* Data excerpts *

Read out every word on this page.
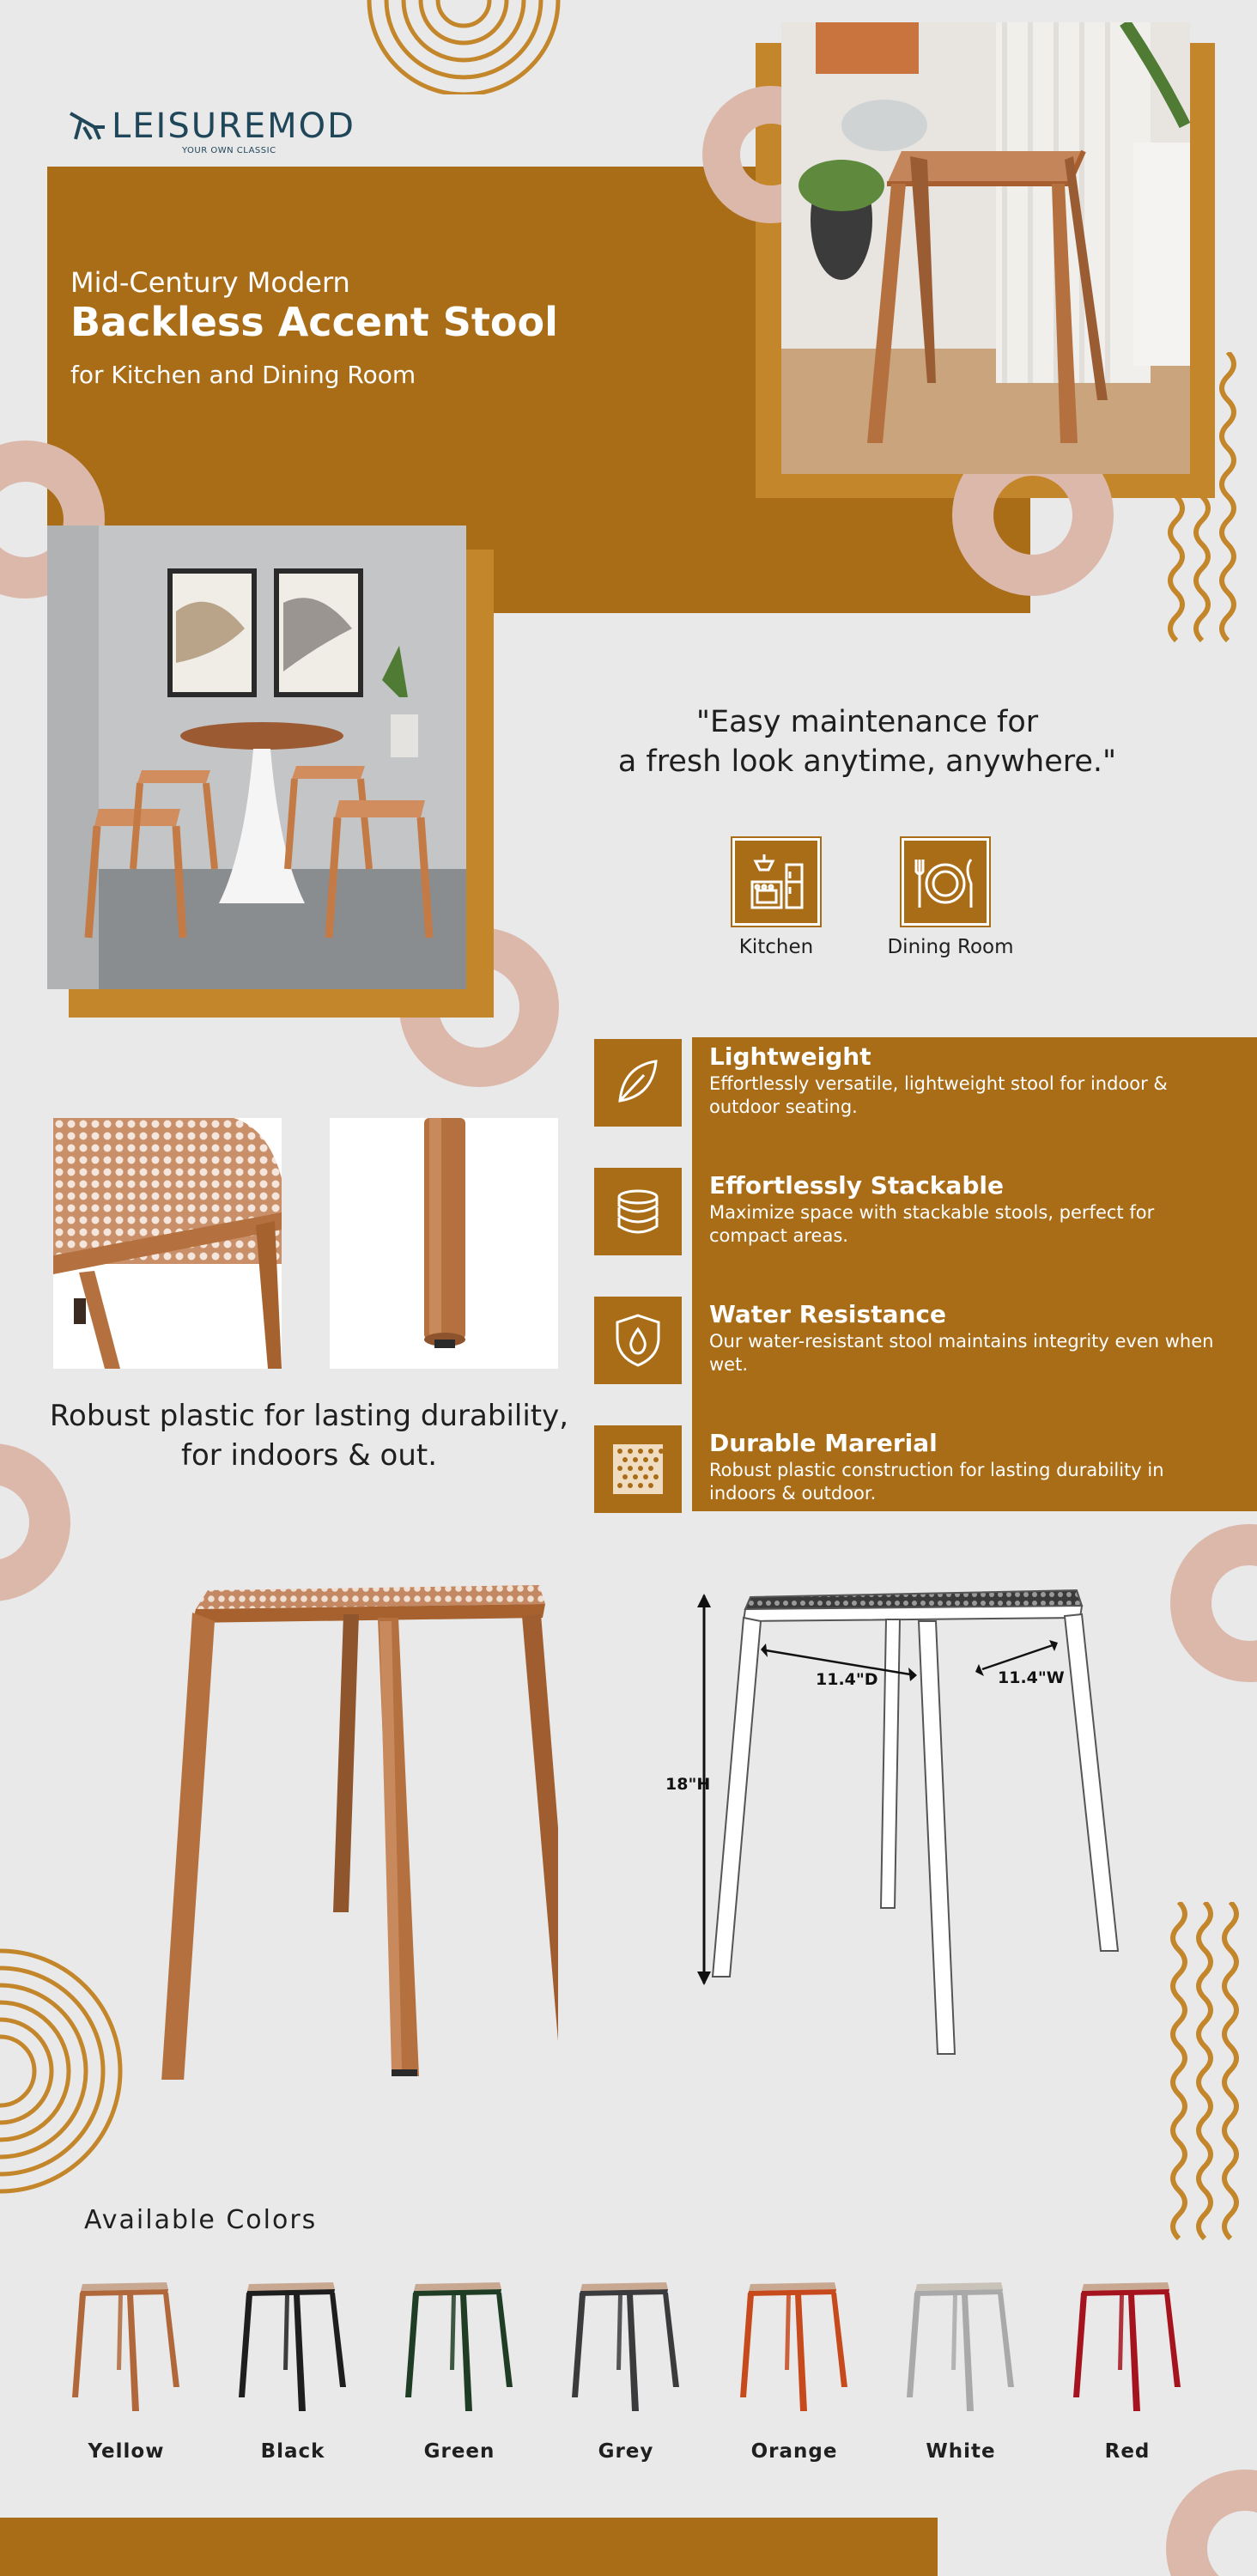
LEISUREMOD
YOUR OWN CLASSIC
Mid-Century Modern
Backless Accent Stool
for Kitchen and Dining Room
"Easy maintenance for
a fresh look anytime, anywhere."
Kitchen	Dining Room
Lightweight
Effortlessly versatile, lightweight stool for indoor & outdoor seating.
Effortlessly Stackable
Maximize space with stackable stools, perfect for compact areas.
Water Resistance
Our water-resistant stool maintains integrity even when wet.
Durable Marerial
Robust plastic construction for lasting durability in indoors & outdoor.
Robust plastic for lasting durability,
for indoors & out.
18"H
11.4"D	11.4"W
Available Colors
Yellow	Black	Green	Grey	Orange	White	Red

* Instructions for the task *
The word "durability" may appear on some lines. Report how many lines hold it, giving the number alone.

* Complete answer *
2